What to work on >>
Search the entries for the word "presentations" and pull out each line that has it.

:::::

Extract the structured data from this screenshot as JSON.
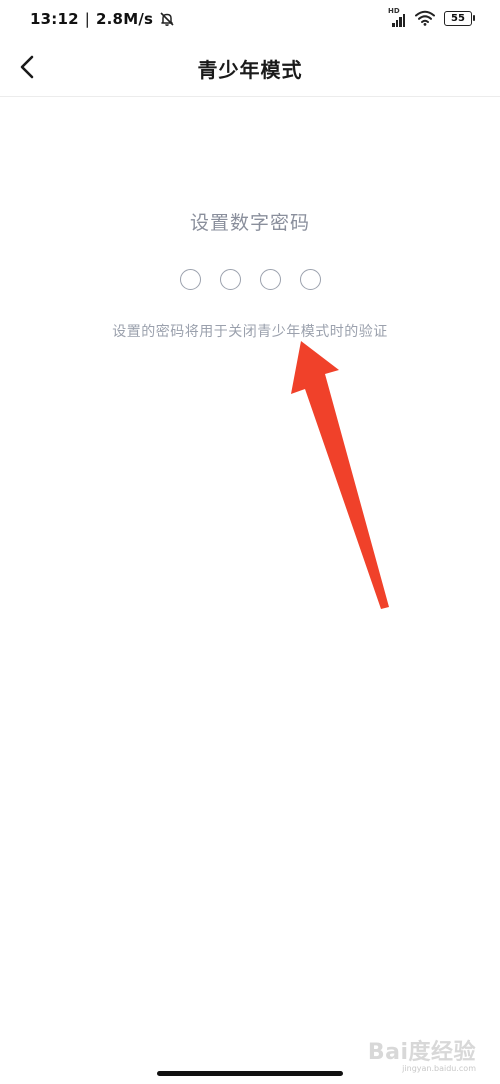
{
  "status_bar": {
    "time": "13:12",
    "separator": "|",
    "speed": "2.8M/s",
    "network_label": "HD",
    "battery": "55",
    "icons": [
      "mute-bell-icon",
      "signal-icon",
      "wifi-icon",
      "battery-icon"
    ]
  },
  "header": {
    "title": "青少年模式",
    "back_icon": "chevron-left-icon"
  },
  "pin": {
    "title": "设置数字密码",
    "digits": [
      "",
      "",
      "",
      ""
    ],
    "hint": "设置的密码将用于关闭青少年模式时的验证"
  },
  "annotation": {
    "arrow_color": "#f0412a"
  },
  "watermark": {
    "main": "Bai度经验",
    "sub": "jingyan.baidu.com"
  }
}
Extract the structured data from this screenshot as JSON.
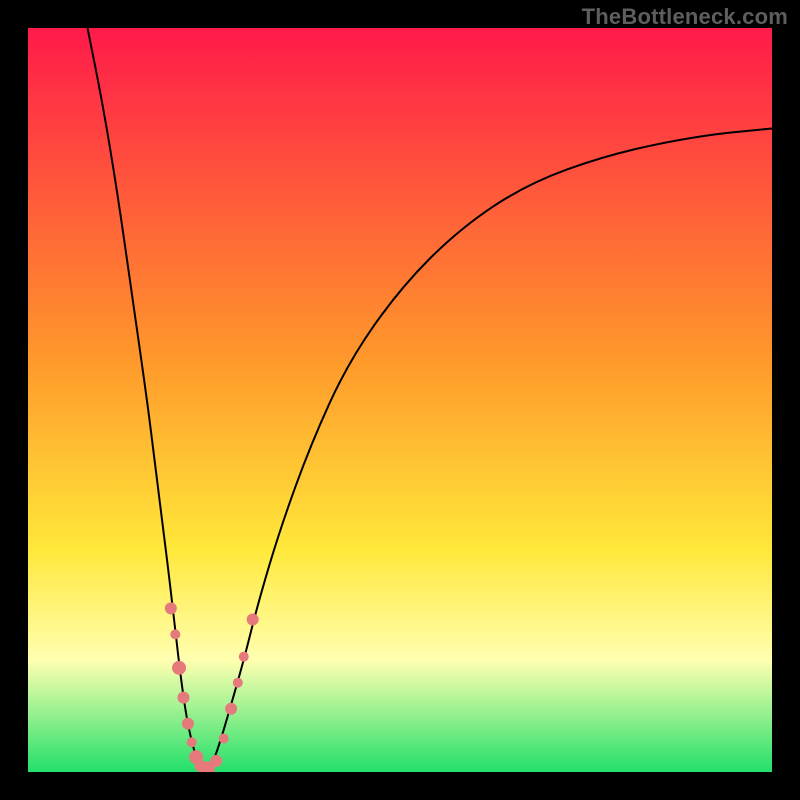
{
  "watermark": "TheBottleneck.com",
  "colors": {
    "top": "#ff1a4a",
    "orange": "#ff9a2b",
    "yellow": "#ffe83a",
    "paleyellow": "#ffffb0",
    "green": "#22e06a",
    "marker": "#e5797c",
    "curve": "#000000",
    "frame": "#000000"
  },
  "chart_data": {
    "type": "line",
    "title": "",
    "xlabel": "",
    "ylabel": "",
    "xlim": [
      0,
      100
    ],
    "ylim": [
      0,
      100
    ],
    "grid": false,
    "legend": false,
    "series": [
      {
        "name": "left-curve",
        "x": [
          8,
          10,
          12,
          14,
          16,
          17,
          18,
          19,
          19.8,
          20.5,
          21.2,
          21.8,
          22.3,
          22.8,
          23.3
        ],
        "y": [
          100,
          90,
          78,
          64,
          50,
          42,
          34,
          26,
          19,
          13,
          8,
          5,
          3,
          1.5,
          0.5
        ]
      },
      {
        "name": "right-curve",
        "x": [
          24.5,
          25.5,
          27,
          29,
          31,
          34,
          38,
          43,
          50,
          58,
          67,
          78,
          90,
          100
        ],
        "y": [
          0.5,
          3,
          8,
          15,
          23,
          33,
          44,
          55,
          65,
          73,
          79,
          83,
          85.5,
          86.5
        ]
      }
    ],
    "markers": {
      "name": "highlighted-points",
      "points": [
        {
          "x": 19.2,
          "y": 22,
          "r": 6
        },
        {
          "x": 19.8,
          "y": 18.5,
          "r": 5
        },
        {
          "x": 20.3,
          "y": 14,
          "r": 7
        },
        {
          "x": 20.9,
          "y": 10,
          "r": 6
        },
        {
          "x": 21.5,
          "y": 6.5,
          "r": 6
        },
        {
          "x": 22.0,
          "y": 4,
          "r": 5
        },
        {
          "x": 22.6,
          "y": 2,
          "r": 7
        },
        {
          "x": 23.2,
          "y": 0.8,
          "r": 6
        },
        {
          "x": 24.2,
          "y": 0.5,
          "r": 7
        },
        {
          "x": 25.3,
          "y": 1.5,
          "r": 6
        },
        {
          "x": 26.3,
          "y": 4.5,
          "r": 5
        },
        {
          "x": 27.3,
          "y": 8.5,
          "r": 6
        },
        {
          "x": 28.2,
          "y": 12,
          "r": 5
        },
        {
          "x": 29.0,
          "y": 15.5,
          "r": 5
        },
        {
          "x": 30.2,
          "y": 20.5,
          "r": 6
        }
      ]
    }
  }
}
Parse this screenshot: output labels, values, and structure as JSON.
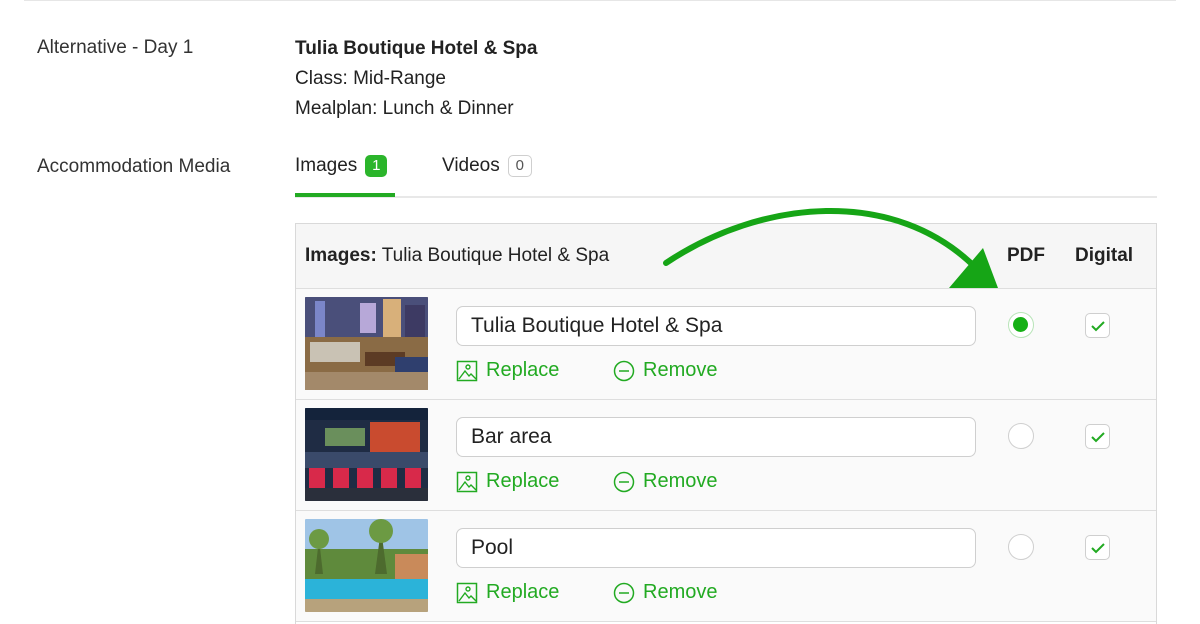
{
  "details": {
    "alt_label": "Alternative - Day 1",
    "hotel_name": "Tulia Boutique Hotel & Spa",
    "class_line": "Class: Mid-Range",
    "mealplan_line": "Mealplan: Lunch & Dinner"
  },
  "media": {
    "label": "Accommodation Media",
    "tabs": [
      {
        "label": "Images",
        "count": "1",
        "active": true
      },
      {
        "label": "Videos",
        "count": "0",
        "active": false
      }
    ]
  },
  "table": {
    "title_bold": "Images:",
    "title_rest": " Tulia Boutique Hotel & Spa",
    "col_pdf": "PDF",
    "col_digital": "Digital",
    "replace_label": "Replace",
    "remove_label": "Remove",
    "rows": [
      {
        "caption": "Tulia Boutique Hotel & Spa",
        "pdf_selected": true,
        "digital_checked": true
      },
      {
        "caption": "Bar area",
        "pdf_selected": false,
        "digital_checked": true
      },
      {
        "caption": "Pool",
        "pdf_selected": false,
        "digital_checked": true
      }
    ]
  },
  "colors": {
    "accent": "#22aa22",
    "arrow": "#16a516"
  },
  "icons": [
    "image-icon",
    "minus-circle-icon",
    "check-icon",
    "arrow-annotation"
  ]
}
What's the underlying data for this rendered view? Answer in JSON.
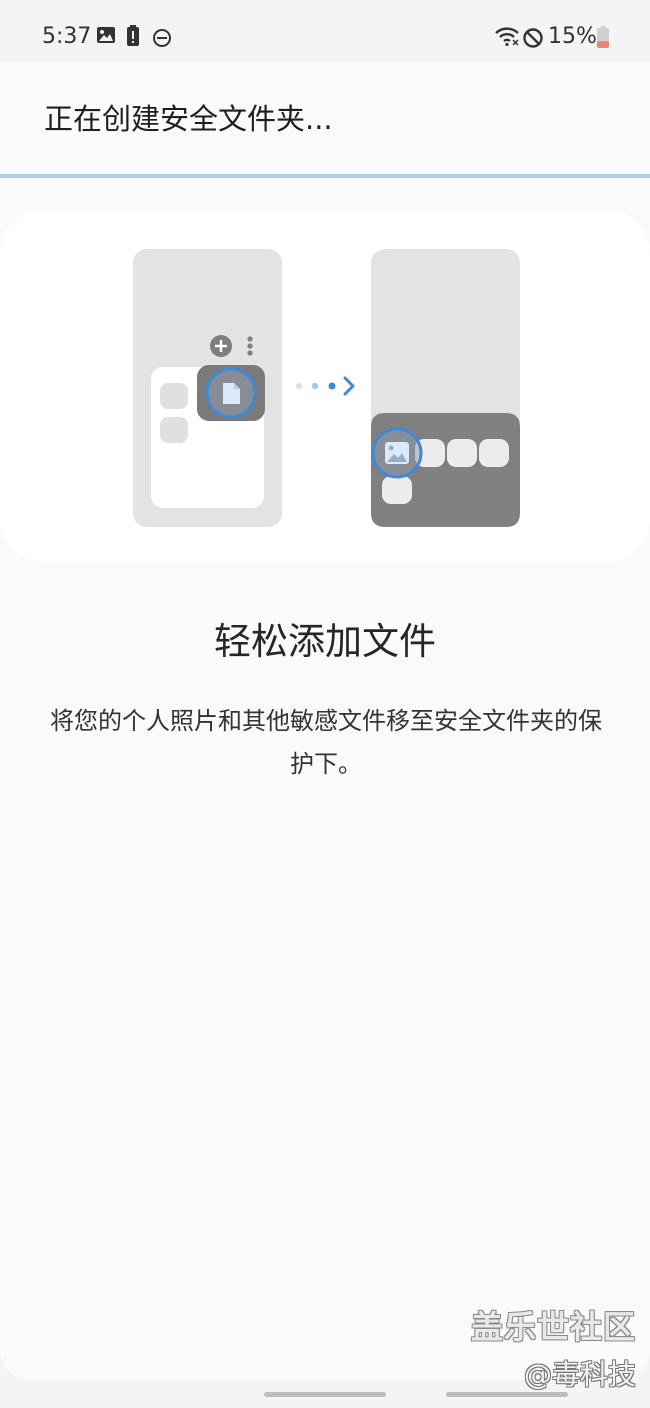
{
  "status_bar": {
    "time": "5:37",
    "battery_percent": "15%"
  },
  "app_bar": {
    "title": "正在创建安全文件夹..."
  },
  "progress": {
    "value_percent": 100
  },
  "onboarding": {
    "heading": "轻松添加文件",
    "description": "将您的个人照片和其他敏感文件移至安全文件夹的保护下。"
  },
  "watermark": {
    "line1": "盖乐世社区",
    "line2": "@毒科技"
  },
  "colors": {
    "accent": "#3f8ad8",
    "progress_bar": "#a9d0ef",
    "battery_low": "#e9866e"
  }
}
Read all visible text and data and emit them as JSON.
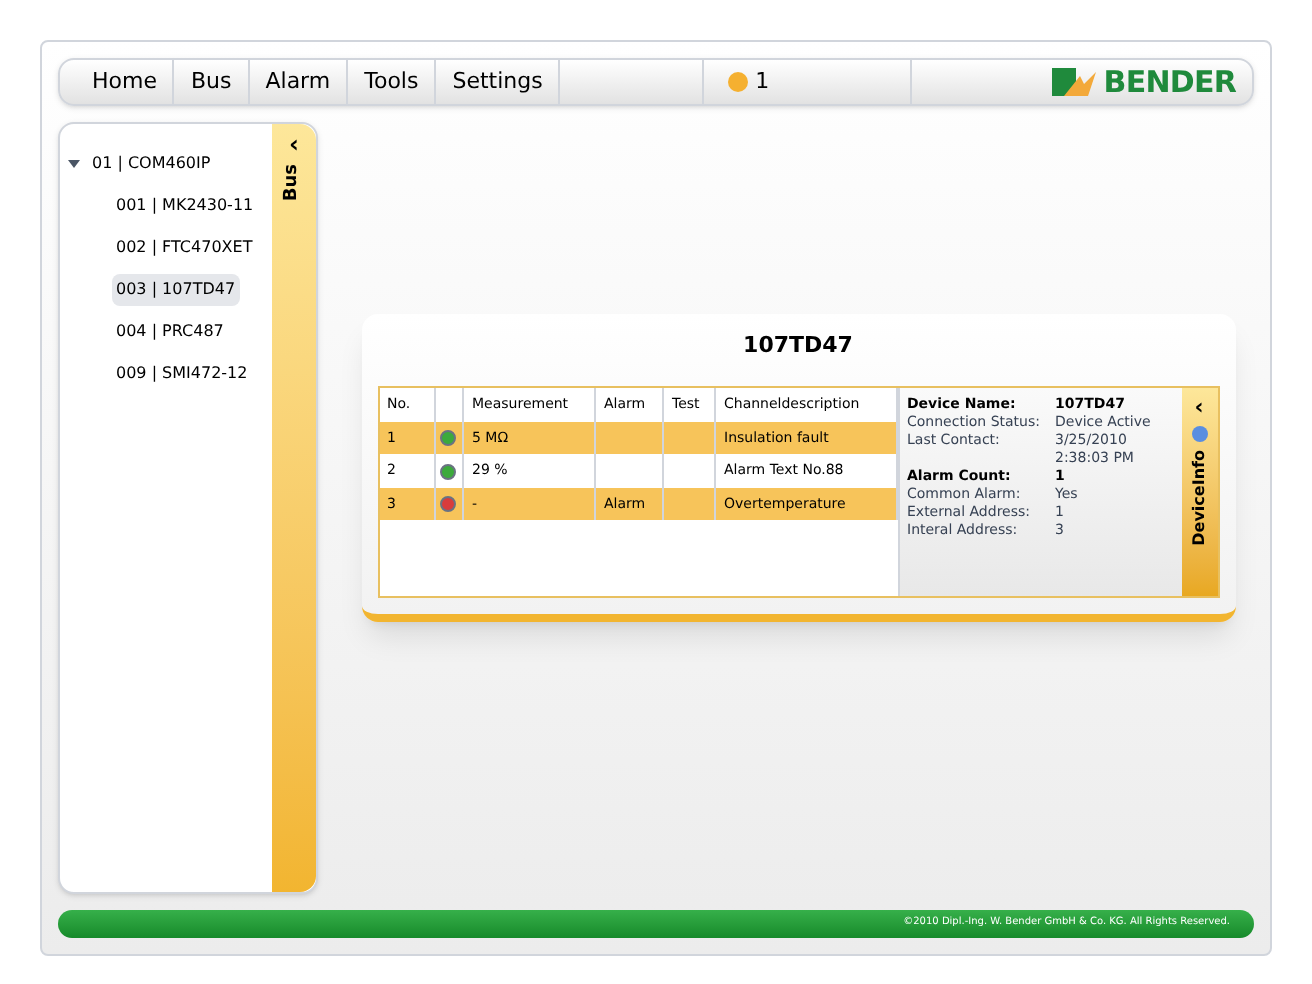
{
  "menu": [
    {
      "label": "Home"
    },
    {
      "label": "Bus"
    },
    {
      "label": "Alarm"
    },
    {
      "label": "Tools"
    },
    {
      "label": "Settings"
    }
  ],
  "alarm_indicator": {
    "count": "1"
  },
  "logo": {
    "text": "BENDER"
  },
  "bus_panel": {
    "tab_label": "Bus",
    "collapse": "‹",
    "tree": [
      {
        "label": "01 | COM460IP",
        "expanded": true,
        "selected": false,
        "children": [
          {
            "label": "001 | MK2430-11",
            "selected": false
          },
          {
            "label": "002 | FTC470XET",
            "selected": false
          },
          {
            "label": "003 | 107TD47",
            "selected": true
          },
          {
            "label": "004 | PRC487",
            "selected": false
          },
          {
            "label": "009 | SMI472-12",
            "selected": false
          }
        ]
      }
    ]
  },
  "device_card": {
    "title": "107TD47",
    "table": {
      "columns": [
        "No.",
        "",
        "Measurement",
        "Alarm",
        "Test",
        "Channeldescription"
      ],
      "rows": [
        {
          "no": "1",
          "color": "#3caa3c",
          "measurement": "5 MΩ",
          "alarm": "",
          "test": "",
          "description": "Insulation fault"
        },
        {
          "no": "2",
          "color": "#3caa3c",
          "measurement": "29 %",
          "alarm": "",
          "test": "",
          "description": "Alarm Text No.88"
        },
        {
          "no": "3",
          "color": "#d83c3c",
          "measurement": "-",
          "alarm": "Alarm",
          "test": "",
          "description": "Overtemperature"
        }
      ]
    },
    "device_info": {
      "tab_label": "DeviceInfo",
      "collapse": "‹",
      "fields": [
        {
          "label": "Device Name:",
          "value": "107TD47",
          "bold": true
        },
        {
          "label": "Connection Status:",
          "value": "Device Active",
          "bold": false
        },
        {
          "label": "Last Contact:",
          "value": "3/25/2010 2:38:03 PM",
          "bold": false
        },
        {
          "label": "Alarm Count:",
          "value": "1",
          "bold": true
        },
        {
          "label": "Common Alarm:",
          "value": "Yes",
          "bold": false
        },
        {
          "label": "External Address:",
          "value": "1",
          "bold": false
        },
        {
          "label": "Interal Address:",
          "value": "3",
          "bold": false
        }
      ]
    }
  },
  "footer": {
    "text": "©2010 Dipl.-Ing. W. Bender GmbH & Co. KG. All Rights Reserved."
  }
}
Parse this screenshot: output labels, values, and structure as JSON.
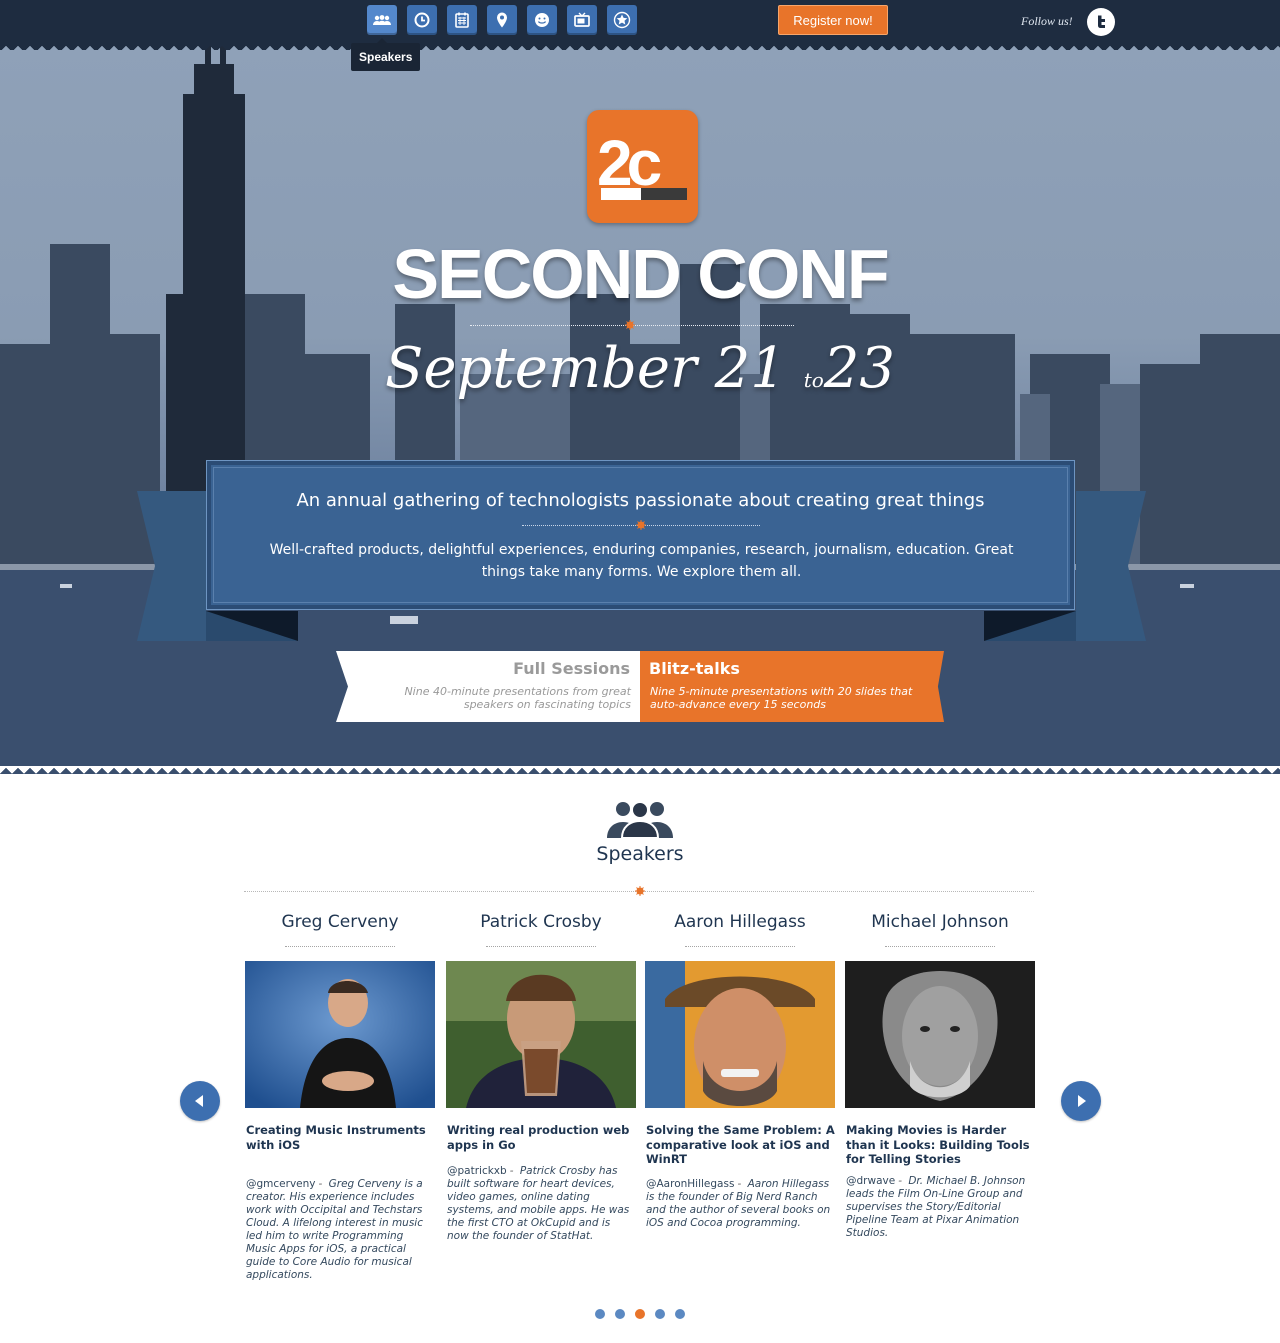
{
  "nav": {
    "icons": [
      "speakers-icon",
      "clock-icon",
      "calendar-icon",
      "map-pin-icon",
      "smiley-icon",
      "tv-icon",
      "star-badge-icon"
    ],
    "tooltip": "Speakers",
    "register_label": "Register now!",
    "follow_label": "Follow us!",
    "twitter_icon": "twitter-icon"
  },
  "hero": {
    "logo_text": "2c",
    "title": "SECOND CONF",
    "date_start": "September 21",
    "date_to": "to",
    "date_end": "23",
    "tagline": "An annual gathering of technologists passionate about creating great things",
    "description": "Well-crafted products, delightful experiences, enduring companies, research, journalism, education. Great things take many forms. We explore them all.",
    "sessions": [
      {
        "title": "Full Sessions",
        "text": "Nine 40-minute presentations from great speakers on fascinating topics"
      },
      {
        "title": "Blitz-talks",
        "text": "Nine 5-minute presentations with 20 slides that auto-advance every 15 seconds"
      }
    ]
  },
  "speakers_section": {
    "heading": "Speakers",
    "speakers": [
      {
        "name": "Greg Cerveny",
        "talk": "Creating Music Instruments with iOS",
        "handle": "@gmcerveny",
        "bio": "Greg Cerveny is a creator. His experience includes work with Occipital and Techstars Cloud. A lifelong interest in music led him to write Programming Music Apps for iOS, a practical guide to Core Audio for musical applications."
      },
      {
        "name": "Patrick Crosby",
        "talk": "Writing real production web apps in Go",
        "handle": "@patrickxb",
        "bio": "Patrick Crosby has built software for heart devices, video games, online dating systems, and mobile apps. He was the first CTO at OkCupid and is now the founder of StatHat."
      },
      {
        "name": "Aaron Hillegass",
        "talk": "Solving the Same Problem: A comparative look at iOS and WinRT",
        "handle": "@AaronHillegass",
        "bio": "Aaron Hillegass is the founder of Big Nerd Ranch and the author of several books on iOS and Cocoa programming."
      },
      {
        "name": "Michael Johnson",
        "talk": "Making Movies is Harder than it Looks: Building Tools for Telling Stories",
        "handle": "@drwave",
        "bio": "Dr. Michael B. Johnson leads the Film On-Line Group and supervises the Story/Editorial Pipeline Team at Pixar Animation Studios."
      }
    ],
    "separator": "-",
    "pagination": {
      "pages": 5,
      "active": 3
    }
  },
  "colors": {
    "accent": "#e8742a",
    "navy": "#1e2c40",
    "blue": "#3d6fb0",
    "banner": "#3a6393"
  }
}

:::::

Result of this exercise >>
        "text": "Nine 40-minute presentations from great speakers on fascinating topics"
        "text": "Nine 5-minute presentations with 20 slides that auto-advance every 15 seconds"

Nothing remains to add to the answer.